- EXERCISE AIM
Would you transcribe the whole listing exactly, minus its pictures?

- MATERIAL TO PROCESS
------------

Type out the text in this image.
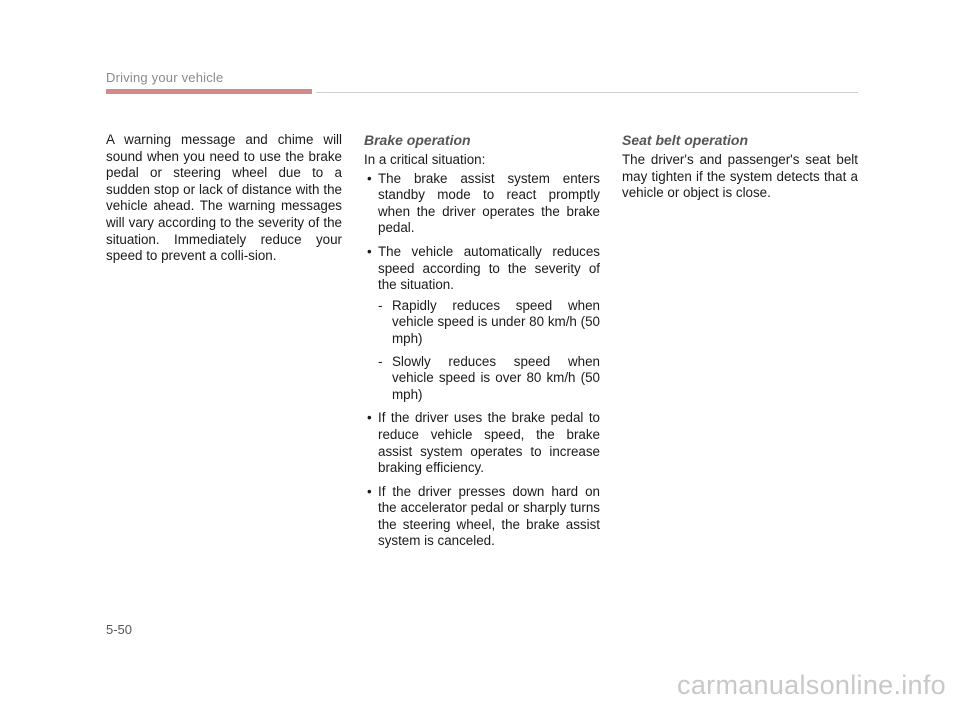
Driving your vehicle

A warning message and chime will sound when you need to use the brake pedal or steering wheel due to a sudden stop or lack of distance with the vehicle ahead. The warning messages will vary according to the severity of the situation. Immediately reduce your speed to prevent a colli-sion.

Brake operation

In a critical situation:

• The brake assist system enters standby mode to react promptly when the driver operates the brake pedal.
• The vehicle automatically reduces speed according to the severity of the situation.
- Rapidly reduces speed when vehicle speed is under 80 km/h (50 mph)
- Slowly reduces speed when vehicle speed is over 80 km/h (50 mph)
• If the driver uses the brake pedal to reduce vehicle speed, the brake assist system operates to increase braking efficiency.
• If the driver presses down hard on the accelerator pedal or sharply turns the steering wheel, the brake assist system is canceled.
Seat belt operation

The driver's and passenger's seat belt may tighten if the system detects that a vehicle or object is close.

5-50
carmanualsonline.info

------------

- RESULT BELOW
Type out the text in this image.
Driving your vehicle

A warning message and chime will sound when you need to use the brake pedal or steering wheel due to a sudden stop or lack of distance with the vehicle ahead. The warning messages will vary according to the severity of the situation. Immediately reduce your speed to prevent a colli-sion.

Brake operation

In a critical situation:

• The brake assist system enters standby mode to react promptly when the driver operates the brake pedal.
• The vehicle automatically reduces speed according to the severity of the situation.
- Rapidly reduces speed when vehicle speed is under 80 km/h (50 mph)
- Slowly reduces speed when vehicle speed is over 80 km/h (50 mph)
• If the driver uses the brake pedal to reduce vehicle speed, the brake assist system operates to increase braking efficiency.
• If the driver presses down hard on the accelerator pedal or sharply turns the steering wheel, the brake assist system is canceled.
Seat belt operation

The driver's and passenger's seat belt may tighten if the system detects that a vehicle or object is close.

5-50
carmanualsonline.info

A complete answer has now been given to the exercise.